*PROMPT:* Print each of the records below word for word, keeping every line and character unchanged.

═══ RECORDS FOR PROCESSING ═══

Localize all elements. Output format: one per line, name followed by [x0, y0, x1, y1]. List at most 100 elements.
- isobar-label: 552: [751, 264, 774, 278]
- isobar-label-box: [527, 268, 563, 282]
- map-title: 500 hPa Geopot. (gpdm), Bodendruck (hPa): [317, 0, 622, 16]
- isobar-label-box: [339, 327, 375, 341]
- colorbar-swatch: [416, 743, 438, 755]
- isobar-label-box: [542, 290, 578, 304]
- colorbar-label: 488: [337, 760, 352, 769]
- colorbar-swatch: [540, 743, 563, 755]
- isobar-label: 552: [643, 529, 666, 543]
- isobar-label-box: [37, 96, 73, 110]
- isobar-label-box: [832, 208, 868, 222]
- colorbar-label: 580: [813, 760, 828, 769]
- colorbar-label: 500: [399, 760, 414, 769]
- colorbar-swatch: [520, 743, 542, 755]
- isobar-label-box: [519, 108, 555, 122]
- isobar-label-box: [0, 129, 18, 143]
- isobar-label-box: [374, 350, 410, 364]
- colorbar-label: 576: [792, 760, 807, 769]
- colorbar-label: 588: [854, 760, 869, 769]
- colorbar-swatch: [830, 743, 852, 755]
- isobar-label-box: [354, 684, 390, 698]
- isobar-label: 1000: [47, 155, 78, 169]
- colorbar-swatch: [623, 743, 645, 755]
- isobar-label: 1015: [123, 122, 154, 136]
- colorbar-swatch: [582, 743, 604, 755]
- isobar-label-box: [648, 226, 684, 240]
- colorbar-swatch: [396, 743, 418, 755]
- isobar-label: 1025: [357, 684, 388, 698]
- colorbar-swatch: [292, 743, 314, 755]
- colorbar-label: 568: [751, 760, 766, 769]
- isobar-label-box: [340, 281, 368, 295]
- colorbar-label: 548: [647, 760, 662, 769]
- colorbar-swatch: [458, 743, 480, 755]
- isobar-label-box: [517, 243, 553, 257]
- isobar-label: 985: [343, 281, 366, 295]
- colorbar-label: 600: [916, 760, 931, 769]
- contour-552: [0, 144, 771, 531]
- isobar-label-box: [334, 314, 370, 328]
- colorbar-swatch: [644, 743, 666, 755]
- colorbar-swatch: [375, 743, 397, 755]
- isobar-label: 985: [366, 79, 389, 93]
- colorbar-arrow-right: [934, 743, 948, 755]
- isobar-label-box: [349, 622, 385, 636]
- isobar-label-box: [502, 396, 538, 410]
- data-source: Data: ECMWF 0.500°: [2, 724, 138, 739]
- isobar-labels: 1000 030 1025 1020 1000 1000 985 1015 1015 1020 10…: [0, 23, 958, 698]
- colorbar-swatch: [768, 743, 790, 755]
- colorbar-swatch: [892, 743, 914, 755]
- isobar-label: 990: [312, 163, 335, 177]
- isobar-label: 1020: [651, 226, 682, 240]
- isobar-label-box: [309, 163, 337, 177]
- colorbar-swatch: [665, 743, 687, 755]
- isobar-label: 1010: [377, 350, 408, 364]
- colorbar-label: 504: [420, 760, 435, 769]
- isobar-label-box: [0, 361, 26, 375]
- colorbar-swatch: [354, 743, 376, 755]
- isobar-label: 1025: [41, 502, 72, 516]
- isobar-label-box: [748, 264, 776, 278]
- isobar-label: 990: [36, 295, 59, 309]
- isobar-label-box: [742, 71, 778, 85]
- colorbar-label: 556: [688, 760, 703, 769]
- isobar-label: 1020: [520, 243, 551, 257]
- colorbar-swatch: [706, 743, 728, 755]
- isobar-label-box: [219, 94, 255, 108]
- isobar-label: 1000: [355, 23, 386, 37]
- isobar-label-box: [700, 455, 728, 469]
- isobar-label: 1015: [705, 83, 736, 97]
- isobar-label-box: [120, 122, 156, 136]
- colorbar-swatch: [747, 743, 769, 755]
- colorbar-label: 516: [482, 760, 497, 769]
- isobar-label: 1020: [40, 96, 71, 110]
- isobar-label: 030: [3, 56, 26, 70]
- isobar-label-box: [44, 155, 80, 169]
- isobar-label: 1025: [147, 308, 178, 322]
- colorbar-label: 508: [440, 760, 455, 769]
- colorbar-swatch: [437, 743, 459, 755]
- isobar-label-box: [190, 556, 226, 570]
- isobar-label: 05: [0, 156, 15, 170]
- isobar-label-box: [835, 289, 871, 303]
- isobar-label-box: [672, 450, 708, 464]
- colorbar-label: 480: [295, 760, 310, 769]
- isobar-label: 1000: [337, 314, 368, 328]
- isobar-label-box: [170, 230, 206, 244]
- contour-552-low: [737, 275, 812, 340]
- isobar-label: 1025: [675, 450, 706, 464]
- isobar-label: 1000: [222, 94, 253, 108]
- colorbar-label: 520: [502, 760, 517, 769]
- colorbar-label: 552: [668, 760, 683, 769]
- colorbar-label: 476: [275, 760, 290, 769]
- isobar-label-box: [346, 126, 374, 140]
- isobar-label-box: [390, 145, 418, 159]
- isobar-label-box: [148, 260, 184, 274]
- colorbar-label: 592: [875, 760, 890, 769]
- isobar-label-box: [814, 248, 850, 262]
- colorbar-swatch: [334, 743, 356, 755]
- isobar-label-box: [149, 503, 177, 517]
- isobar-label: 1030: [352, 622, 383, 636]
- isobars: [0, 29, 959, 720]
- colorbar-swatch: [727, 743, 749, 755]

═══

*WRITTEN ANSWER:*
Localize all elements. Output format: one per line, name followed by [x0, y0, x1, y1]. List at most 100 elements.
- isobar-label: 552: [751, 264, 774, 278]
- isobar-label-box: [527, 268, 563, 282]
- map-title: 500 hPa Geopot. (gpdm), Bodendruck (hPa): [317, 0, 622, 16]
- isobar-label-box: [339, 327, 375, 341]
- colorbar-swatch: [416, 743, 438, 755]
- isobar-label-box: [542, 290, 578, 304]
- colorbar-label: 488: [337, 760, 352, 769]
- colorbar-swatch: [540, 743, 563, 755]
- isobar-label: 552: [643, 529, 666, 543]
- isobar-label-box: [37, 96, 73, 110]
- isobar-label-box: [832, 208, 868, 222]
- colorbar-label: 580: [813, 760, 828, 769]
- colorbar-label: 500: [399, 760, 414, 769]
- colorbar-swatch: [520, 743, 542, 755]
- isobar-label-box: [519, 108, 555, 122]
- isobar-label-box: [0, 129, 18, 143]
- isobar-label-box: [374, 350, 410, 364]
- colorbar-label: 576: [792, 760, 807, 769]
- colorbar-label: 588: [854, 760, 869, 769]
- colorbar-swatch: [830, 743, 852, 755]
- isobar-label-box: [354, 684, 390, 698]
- isobar-label: 1000: [47, 155, 78, 169]
- colorbar-swatch: [623, 743, 645, 755]
- isobar-label: 1015: [123, 122, 154, 136]
- colorbar-swatch: [582, 743, 604, 755]
- isobar-label-box: [648, 226, 684, 240]
- colorbar-swatch: [396, 743, 418, 755]
- isobar-label: 1025: [357, 684, 388, 698]
- colorbar-swatch: [292, 743, 314, 755]
- colorbar-label: 568: [751, 760, 766, 769]
- isobar-label-box: [340, 281, 368, 295]
- colorbar-label: 548: [647, 760, 662, 769]
- colorbar-swatch: [458, 743, 480, 755]
- isobar-label-box: [517, 243, 553, 257]
- isobar-label: 985: [343, 281, 366, 295]
- colorbar-label: 600: [916, 760, 931, 769]
- contour-552: [0, 144, 771, 531]
- isobar-label-box: [334, 314, 370, 328]
- colorbar-swatch: [644, 743, 666, 755]
- colorbar-swatch: [375, 743, 397, 755]
- isobar-label: 985: [366, 79, 389, 93]
- colorbar-arrow-right: [934, 743, 948, 755]
- isobar-label-box: [349, 622, 385, 636]
- isobar-label-box: [502, 396, 538, 410]
- data-source: Data: ECMWF 0.500°: [2, 724, 138, 739]
- isobar-labels: 1000 030 1025 1020 1000 1000 985 1015 1015 1020 10…: [0, 23, 958, 698]
- colorbar-swatch: [768, 743, 790, 755]
- colorbar-swatch: [892, 743, 914, 755]
- isobar-label: 990: [312, 163, 335, 177]
- isobar-label: 1020: [651, 226, 682, 240]
- isobar-label-box: [309, 163, 337, 177]
- colorbar-swatch: [665, 743, 687, 755]
- isobar-label: 1010: [377, 350, 408, 364]
- colorbar-label: 504: [420, 760, 435, 769]
- isobar-label-box: [0, 361, 26, 375]
- colorbar-swatch: [354, 743, 376, 755]
- isobar-label: 1025: [41, 502, 72, 516]
- isobar-label-box: [748, 264, 776, 278]
- isobar-label: 990: [36, 295, 59, 309]
- isobar-label-box: [742, 71, 778, 85]
- colorbar-label: 556: [688, 760, 703, 769]
- isobar-label: 1020: [520, 243, 551, 257]
- colorbar-swatch: [706, 743, 728, 755]
- isobar-label-box: [219, 94, 255, 108]
- isobar-label: 1000: [355, 23, 386, 37]
- isobar-label-box: [700, 455, 728, 469]
- isobar-label: 1015: [705, 83, 736, 97]
- isobar-label-box: [120, 122, 156, 136]
- colorbar-swatch: [747, 743, 769, 755]
- colorbar-label: 516: [482, 760, 497, 769]
- isobar-label: 1020: [40, 96, 71, 110]
- isobar-label: 030: [3, 56, 26, 70]
- isobar-label-box: [44, 155, 80, 169]
- isobar-label: 1025: [147, 308, 178, 322]
- colorbar-label: 508: [440, 760, 455, 769]
- colorbar-swatch: [437, 743, 459, 755]
- isobar-label-box: [190, 556, 226, 570]
- isobar-label: 05: [0, 156, 15, 170]
- isobar-label-box: [835, 289, 871, 303]
- isobar-label-box: [672, 450, 708, 464]
- colorbar-label: 480: [295, 760, 310, 769]
- isobar-label: 1000: [337, 314, 368, 328]
- isobar-label-box: [170, 230, 206, 244]
- contour-552-low: [737, 275, 812, 340]
- isobar-label: 1025: [675, 450, 706, 464]
- isobar-label: 1000: [222, 94, 253, 108]
- colorbar-label: 520: [502, 760, 517, 769]
- colorbar-label: 552: [668, 760, 683, 769]
- colorbar-label: 476: [275, 760, 290, 769]
- isobar-label-box: [346, 126, 374, 140]
- isobar-label-box: [390, 145, 418, 159]
- isobar-label-box: [148, 260, 184, 274]
- colorbar-label: 592: [875, 760, 890, 769]
- isobar-label-box: [814, 248, 850, 262]
- colorbar-swatch: [334, 743, 356, 755]
- isobar-label-box: [149, 503, 177, 517]
- isobar-label: 1030: [352, 622, 383, 636]
- isobars: [0, 29, 959, 720]
- colorbar-swatch: [727, 743, 749, 755]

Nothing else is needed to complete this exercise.